To be done => Copy all the entries below exactly, but not the pictures.

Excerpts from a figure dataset

%%

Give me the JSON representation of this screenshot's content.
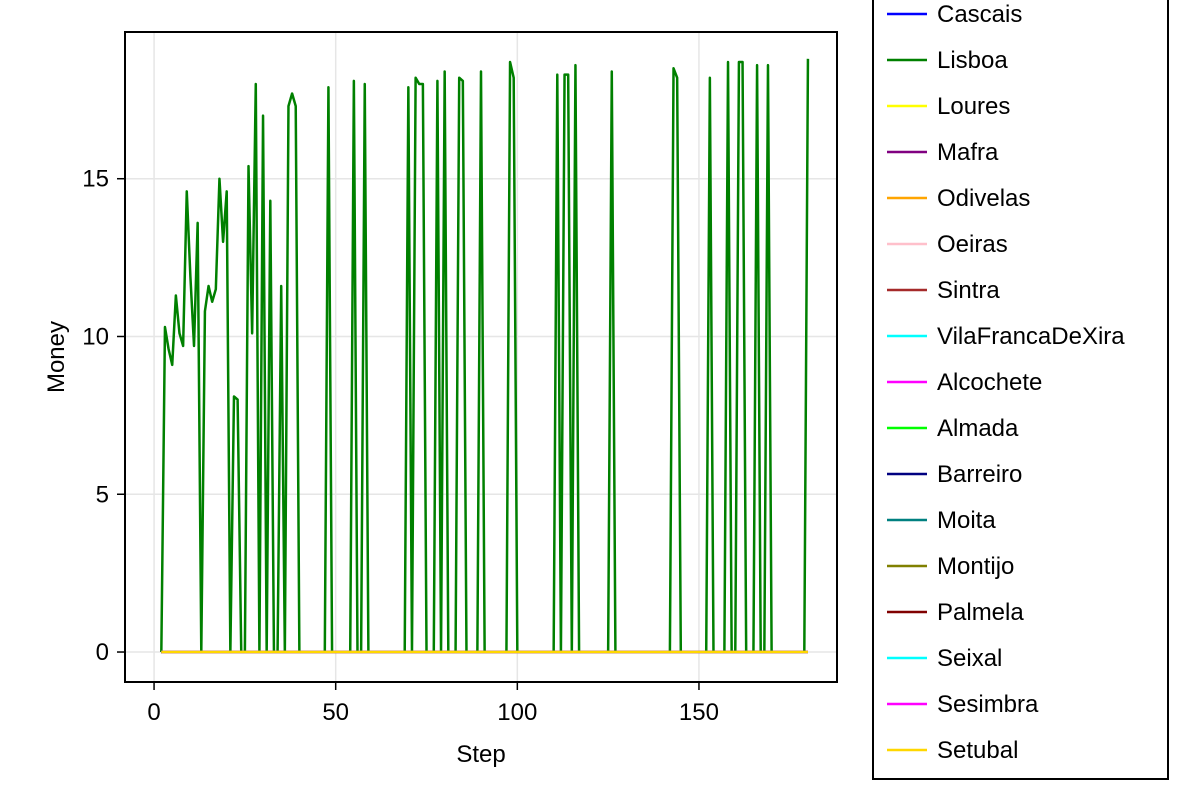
{
  "chart_data": {
    "type": "line",
    "xlabel": "Step",
    "ylabel": "Money",
    "xlim": [
      -8,
      188
    ],
    "ylim": [
      -0.95,
      19.65
    ],
    "xticks": [
      0,
      50,
      100,
      150
    ],
    "yticks": [
      0,
      5,
      10,
      15
    ],
    "grid": true,
    "legend_placement": "right (outside plot)",
    "x": [
      2,
      3,
      4,
      5,
      6,
      7,
      8,
      9,
      10,
      11,
      12,
      13,
      14,
      15,
      16,
      17,
      18,
      19,
      20,
      21,
      22,
      23,
      24,
      25,
      26,
      27,
      28,
      29,
      30,
      31,
      32,
      33,
      34,
      35,
      36,
      37,
      38,
      39,
      40,
      41,
      42,
      43,
      44,
      45,
      46,
      47,
      48,
      49,
      50,
      51,
      52,
      53,
      54,
      55,
      56,
      57,
      58,
      59,
      60,
      61,
      62,
      63,
      64,
      65,
      66,
      67,
      68,
      69,
      70,
      71,
      72,
      73,
      74,
      75,
      76,
      77,
      78,
      79,
      80,
      81,
      82,
      83,
      84,
      85,
      86,
      87,
      88,
      89,
      90,
      91,
      92,
      93,
      94,
      95,
      96,
      97,
      98,
      99,
      100,
      101,
      102,
      103,
      104,
      105,
      106,
      107,
      108,
      109,
      110,
      111,
      112,
      113,
      114,
      115,
      116,
      117,
      118,
      119,
      120,
      121,
      122,
      123,
      124,
      125,
      126,
      127,
      128,
      129,
      130,
      131,
      132,
      133,
      134,
      135,
      136,
      137,
      138,
      139,
      140,
      141,
      142,
      143,
      144,
      145,
      146,
      147,
      148,
      149,
      150,
      151,
      152,
      153,
      154,
      155,
      156,
      157,
      158,
      159,
      160,
      161,
      162,
      163,
      164,
      165,
      166,
      167,
      168,
      169,
      170,
      171,
      172,
      173,
      174,
      175,
      176,
      177,
      178,
      179,
      180
    ],
    "series": [
      {
        "name": "Cascais",
        "color": "#0000ff",
        "values": "zeros"
      },
      {
        "name": "Lisboa",
        "color": "#008000",
        "values": [
          0,
          10.3,
          9.6,
          9.1,
          11.3,
          10.1,
          9.7,
          14.6,
          11.9,
          9.7,
          13.6,
          0,
          10.8,
          11.6,
          11.1,
          11.5,
          15.0,
          13.0,
          14.6,
          0,
          8.1,
          8.0,
          0,
          0,
          15.4,
          10.1,
          18.0,
          0,
          17.0,
          0,
          14.3,
          0,
          0,
          11.6,
          0,
          17.3,
          17.7,
          17.3,
          0,
          0,
          0,
          0,
          0,
          0,
          0,
          0,
          17.9,
          0,
          0,
          0,
          0,
          0,
          0,
          18.1,
          0,
          0,
          18.0,
          0,
          0,
          0,
          0,
          0,
          0,
          0,
          0,
          0,
          0,
          0,
          17.9,
          0,
          18.2,
          18.0,
          18.0,
          0,
          0,
          0,
          18.1,
          0,
          18.4,
          0,
          0,
          0,
          18.2,
          18.1,
          0,
          0,
          0,
          0,
          18.4,
          0,
          0,
          0,
          0,
          0,
          0,
          0,
          18.7,
          18.2,
          0,
          0,
          0,
          0,
          0,
          0,
          0,
          0,
          0,
          0,
          0,
          18.3,
          0,
          18.3,
          18.3,
          0,
          18.6,
          0,
          0,
          0,
          0,
          0,
          0,
          0,
          0,
          0,
          18.4,
          0,
          0,
          0,
          0,
          0,
          0,
          0,
          0,
          0,
          0,
          0,
          0,
          0,
          0,
          0,
          0,
          18.5,
          18.2,
          0,
          0,
          0,
          0,
          0,
          0,
          0,
          0,
          18.2,
          0,
          0,
          0,
          0,
          18.7,
          0,
          0,
          18.7,
          18.7,
          0,
          0,
          0,
          18.6,
          0,
          0,
          18.6,
          0,
          0,
          0,
          0,
          0,
          0,
          0,
          0,
          0,
          0,
          18.8
        ]
      },
      {
        "name": "Loures",
        "color": "#ffff00",
        "values": "zeros"
      },
      {
        "name": "Mafra",
        "color": "#800080",
        "values": "zeros"
      },
      {
        "name": "Odivelas",
        "color": "#ffa500",
        "values": "zeros"
      },
      {
        "name": "Oeiras",
        "color": "#ffc0cb",
        "values": "zeros"
      },
      {
        "name": "Sintra",
        "color": "#a52a2a",
        "values": "zeros"
      },
      {
        "name": "VilaFrancaDeXira",
        "color": "#00ffff",
        "values": "zeros"
      },
      {
        "name": "Alcochete",
        "color": "#ff00ff",
        "values": "zeros"
      },
      {
        "name": "Almada",
        "color": "#00ff00",
        "values": "zeros"
      },
      {
        "name": "Barreiro",
        "color": "#000080",
        "values": "zeros"
      },
      {
        "name": "Moita",
        "color": "#008080",
        "values": "zeros"
      },
      {
        "name": "Montijo",
        "color": "#808000",
        "values": "zeros"
      },
      {
        "name": "Palmela",
        "color": "#800000",
        "values": "zeros"
      },
      {
        "name": "Seixal",
        "color": "#00ffff",
        "values": "zeros"
      },
      {
        "name": "Sesimbra",
        "color": "#ff00ff",
        "values": "zeros"
      },
      {
        "name": "Setubal",
        "color": "#ffd700",
        "values": "zeros"
      }
    ]
  }
}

%%

Written answer =>
Give me the JSON representation of this screenshot's content.
{
  "chart_data": {
    "type": "line",
    "xlabel": "Step",
    "ylabel": "Money",
    "xlim": [
      -8,
      188
    ],
    "ylim": [
      -0.95,
      19.65
    ],
    "xticks": [
      0,
      50,
      100,
      150
    ],
    "yticks": [
      0,
      5,
      10,
      15
    ],
    "grid": true,
    "legend_placement": "right (outside plot)",
    "x": [
      2,
      3,
      4,
      5,
      6,
      7,
      8,
      9,
      10,
      11,
      12,
      13,
      14,
      15,
      16,
      17,
      18,
      19,
      20,
      21,
      22,
      23,
      24,
      25,
      26,
      27,
      28,
      29,
      30,
      31,
      32,
      33,
      34,
      35,
      36,
      37,
      38,
      39,
      40,
      41,
      42,
      43,
      44,
      45,
      46,
      47,
      48,
      49,
      50,
      51,
      52,
      53,
      54,
      55,
      56,
      57,
      58,
      59,
      60,
      61,
      62,
      63,
      64,
      65,
      66,
      67,
      68,
      69,
      70,
      71,
      72,
      73,
      74,
      75,
      76,
      77,
      78,
      79,
      80,
      81,
      82,
      83,
      84,
      85,
      86,
      87,
      88,
      89,
      90,
      91,
      92,
      93,
      94,
      95,
      96,
      97,
      98,
      99,
      100,
      101,
      102,
      103,
      104,
      105,
      106,
      107,
      108,
      109,
      110,
      111,
      112,
      113,
      114,
      115,
      116,
      117,
      118,
      119,
      120,
      121,
      122,
      123,
      124,
      125,
      126,
      127,
      128,
      129,
      130,
      131,
      132,
      133,
      134,
      135,
      136,
      137,
      138,
      139,
      140,
      141,
      142,
      143,
      144,
      145,
      146,
      147,
      148,
      149,
      150,
      151,
      152,
      153,
      154,
      155,
      156,
      157,
      158,
      159,
      160,
      161,
      162,
      163,
      164,
      165,
      166,
      167,
      168,
      169,
      170,
      171,
      172,
      173,
      174,
      175,
      176,
      177,
      178,
      179,
      180
    ],
    "series": [
      {
        "name": "Cascais",
        "color": "#0000ff",
        "values": "zeros"
      },
      {
        "name": "Lisboa",
        "color": "#008000",
        "values": [
          0,
          10.3,
          9.6,
          9.1,
          11.3,
          10.1,
          9.7,
          14.6,
          11.9,
          9.7,
          13.6,
          0,
          10.8,
          11.6,
          11.1,
          11.5,
          15.0,
          13.0,
          14.6,
          0,
          8.1,
          8.0,
          0,
          0,
          15.4,
          10.1,
          18.0,
          0,
          17.0,
          0,
          14.3,
          0,
          0,
          11.6,
          0,
          17.3,
          17.7,
          17.3,
          0,
          0,
          0,
          0,
          0,
          0,
          0,
          0,
          17.9,
          0,
          0,
          0,
          0,
          0,
          0,
          18.1,
          0,
          0,
          18.0,
          0,
          0,
          0,
          0,
          0,
          0,
          0,
          0,
          0,
          0,
          0,
          17.9,
          0,
          18.2,
          18.0,
          18.0,
          0,
          0,
          0,
          18.1,
          0,
          18.4,
          0,
          0,
          0,
          18.2,
          18.1,
          0,
          0,
          0,
          0,
          18.4,
          0,
          0,
          0,
          0,
          0,
          0,
          0,
          18.7,
          18.2,
          0,
          0,
          0,
          0,
          0,
          0,
          0,
          0,
          0,
          0,
          0,
          18.3,
          0,
          18.3,
          18.3,
          0,
          18.6,
          0,
          0,
          0,
          0,
          0,
          0,
          0,
          0,
          0,
          18.4,
          0,
          0,
          0,
          0,
          0,
          0,
          0,
          0,
          0,
          0,
          0,
          0,
          0,
          0,
          0,
          0,
          18.5,
          18.2,
          0,
          0,
          0,
          0,
          0,
          0,
          0,
          0,
          18.2,
          0,
          0,
          0,
          0,
          18.7,
          0,
          0,
          18.7,
          18.7,
          0,
          0,
          0,
          18.6,
          0,
          0,
          18.6,
          0,
          0,
          0,
          0,
          0,
          0,
          0,
          0,
          0,
          0,
          18.8
        ]
      },
      {
        "name": "Loures",
        "color": "#ffff00",
        "values": "zeros"
      },
      {
        "name": "Mafra",
        "color": "#800080",
        "values": "zeros"
      },
      {
        "name": "Odivelas",
        "color": "#ffa500",
        "values": "zeros"
      },
      {
        "name": "Oeiras",
        "color": "#ffc0cb",
        "values": "zeros"
      },
      {
        "name": "Sintra",
        "color": "#a52a2a",
        "values": "zeros"
      },
      {
        "name": "VilaFrancaDeXira",
        "color": "#00ffff",
        "values": "zeros"
      },
      {
        "name": "Alcochete",
        "color": "#ff00ff",
        "values": "zeros"
      },
      {
        "name": "Almada",
        "color": "#00ff00",
        "values": "zeros"
      },
      {
        "name": "Barreiro",
        "color": "#000080",
        "values": "zeros"
      },
      {
        "name": "Moita",
        "color": "#008080",
        "values": "zeros"
      },
      {
        "name": "Montijo",
        "color": "#808000",
        "values": "zeros"
      },
      {
        "name": "Palmela",
        "color": "#800000",
        "values": "zeros"
      },
      {
        "name": "Seixal",
        "color": "#00ffff",
        "values": "zeros"
      },
      {
        "name": "Sesimbra",
        "color": "#ff00ff",
        "values": "zeros"
      },
      {
        "name": "Setubal",
        "color": "#ffd700",
        "values": "zeros"
      }
    ]
  }
}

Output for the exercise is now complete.